» Chart and figure data:

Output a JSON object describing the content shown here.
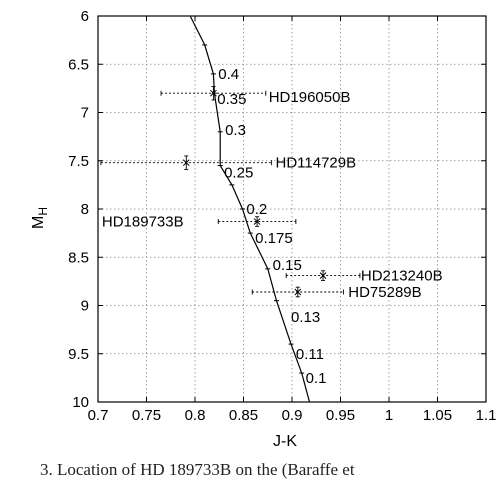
{
  "chart_data": {
    "type": "line",
    "xlabel": "J-K",
    "ylabel": "M",
    "ylabel_sub": "H",
    "xlim": [
      0.7,
      1.1
    ],
    "ylim": [
      10,
      6
    ],
    "y_inverted": true,
    "grid": true,
    "x_ticks": [
      "0.7",
      "0.75",
      "0.8",
      "0.85",
      "0.9",
      "0.95",
      "1",
      "1.05",
      "1.1"
    ],
    "y_ticks": [
      "6",
      "6.5",
      "7",
      "7.5",
      "8",
      "8.5",
      "9",
      "9.5",
      "10"
    ],
    "isochrone": {
      "x": [
        0.795,
        0.81,
        0.819,
        0.82,
        0.826,
        0.826,
        0.838,
        0.849,
        0.857,
        0.875,
        0.884,
        0.899,
        0.91,
        0.918
      ],
      "y": [
        6.0,
        6.3,
        6.6,
        6.8,
        7.2,
        7.55,
        7.75,
        8.0,
        8.25,
        8.62,
        8.95,
        9.4,
        9.7,
        10.0
      ]
    },
    "mass_annotations": [
      {
        "text": "0.4",
        "x": 0.824,
        "y": 6.6
      },
      {
        "text": "0.35",
        "x": 0.823,
        "y": 6.86
      },
      {
        "text": "0.3",
        "x": 0.831,
        "y": 7.18
      },
      {
        "text": "0.25",
        "x": 0.83,
        "y": 7.62
      },
      {
        "text": "0.2",
        "x": 0.853,
        "y": 8.0
      },
      {
        "text": "0.175",
        "x": 0.862,
        "y": 8.3
      },
      {
        "text": "0.15",
        "x": 0.88,
        "y": 8.58
      },
      {
        "text": "0.13",
        "x": 0.899,
        "y": 9.12
      },
      {
        "text": "0.11",
        "x": 0.904,
        "y": 9.5
      },
      {
        "text": "0.1",
        "x": 0.914,
        "y": 9.75
      }
    ],
    "companions": [
      {
        "name": "HD196050B",
        "x": 0.819,
        "y": 6.8,
        "xerr": 0.054,
        "yerr": 0.07,
        "label_x": 0.876,
        "label_y": 6.84
      },
      {
        "name": "HD114729B",
        "x": 0.791,
        "y": 7.52,
        "xerr": 0.088,
        "yerr": 0.07,
        "label_x": 0.883,
        "label_y": 7.52
      },
      {
        "name": "HD189733B",
        "x": 0.864,
        "y": 8.13,
        "xerr": 0.04,
        "yerr": 0.05,
        "label_x": 0.704,
        "label_y": 8.13
      },
      {
        "name": "HD213240B",
        "x": 0.932,
        "y": 8.69,
        "xerr": 0.038,
        "yerr": 0.05,
        "label_x": 0.971,
        "label_y": 8.69
      },
      {
        "name": "HD75289B",
        "x": 0.906,
        "y": 8.86,
        "xerr": 0.047,
        "yerr": 0.05,
        "label_x": 0.958,
        "label_y": 8.86
      }
    ]
  },
  "caption": "3.      Location of HD 189733B on the (Baraffe et"
}
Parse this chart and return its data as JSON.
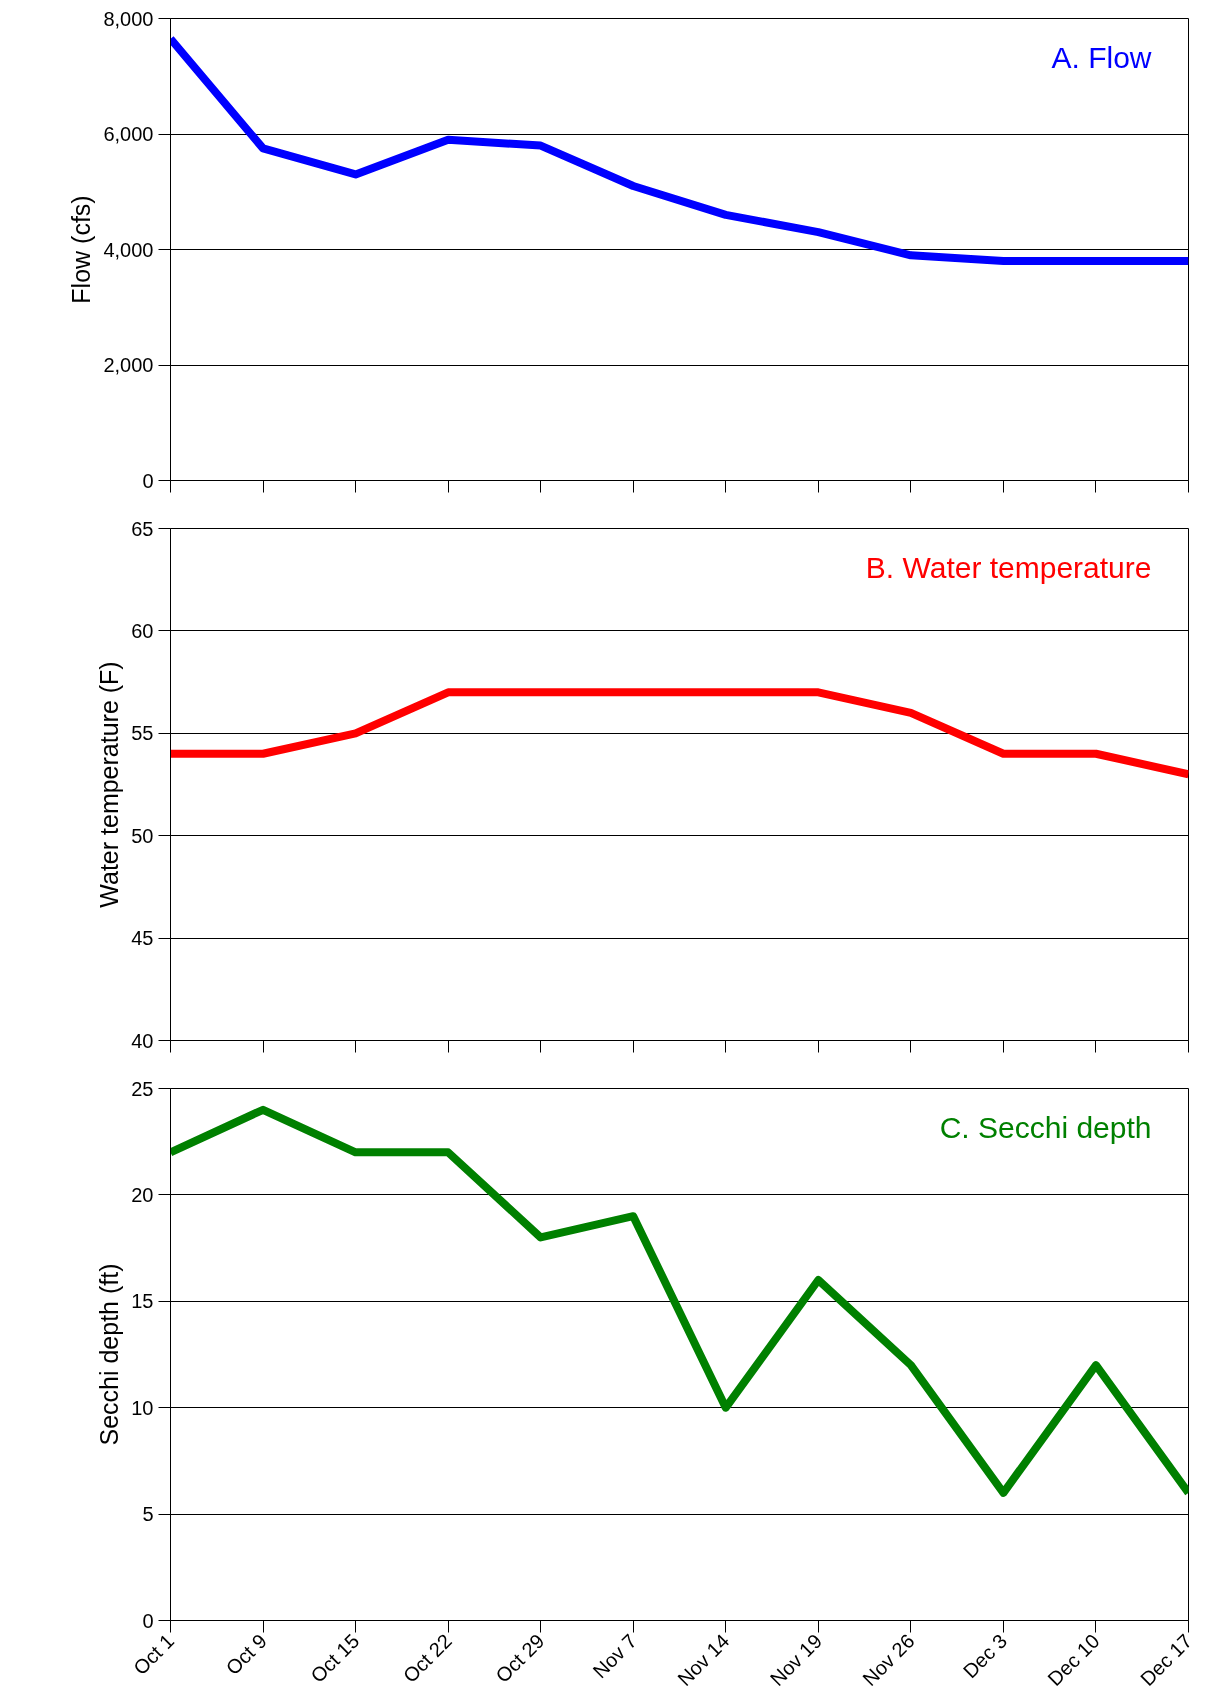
{
  "chart_data": [
    {
      "type": "line",
      "title": "A. Flow",
      "ylabel": "Flow (cfs)",
      "series": [
        {
          "color": "#0000ff",
          "values": [
            7650,
            5750,
            5300,
            5900,
            5800,
            5100,
            4600,
            4300,
            3900,
            3800,
            3800,
            3800
          ]
        }
      ],
      "ylim": [
        0,
        8000
      ],
      "yticks": [
        0,
        {
          "value": 2000,
          "label": "2,000"
        },
        {
          "value": 4000,
          "label": "4,000"
        },
        {
          "value": 6000,
          "label": "6,000"
        },
        {
          "value": 8000,
          "label": "8,000"
        }
      ],
      "grid": "y",
      "tick_labels": "y",
      "line_style": "solid"
    },
    {
      "type": "line",
      "title": "B. Water temperature",
      "ylabel": "Water temperature (F)",
      "series": [
        {
          "color": "#ff0000",
          "values": [
            54,
            54,
            55,
            57,
            57,
            57,
            57,
            57,
            56,
            54,
            54,
            53
          ]
        }
      ],
      "ylim": [
        40,
        65
      ],
      "yticks": [
        40,
        45,
        50,
        55,
        60,
        65
      ],
      "grid": "y",
      "tick_labels": "y",
      "line_style": "solid"
    },
    {
      "type": "line",
      "title": "C. Secchi depth",
      "ylabel": "Secchi depth (ft)",
      "categories": [
        "Oct 1",
        "Oct 9",
        "Oct 15",
        "Oct 22",
        "Oct 29",
        "Nov 7",
        "Nov 14",
        "Nov 19",
        "Nov 26",
        "Dec 3",
        "Dec 10",
        "Dec 17"
      ],
      "series": [
        {
          "color": "#008000",
          "values": [
            22,
            24,
            22,
            22,
            18,
            19,
            10,
            16,
            12,
            6,
            12,
            6
          ]
        }
      ],
      "ylim": [
        0,
        25
      ],
      "yticks": [
        0,
        5,
        10,
        15,
        20,
        25
      ],
      "grid": "y",
      "line_style": "solid"
    }
  ]
}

» Aim: List all lines holding the string "Water".

» Written solution:
      "title": "B. Water temperature",
      "ylabel": "Water temperature (F)",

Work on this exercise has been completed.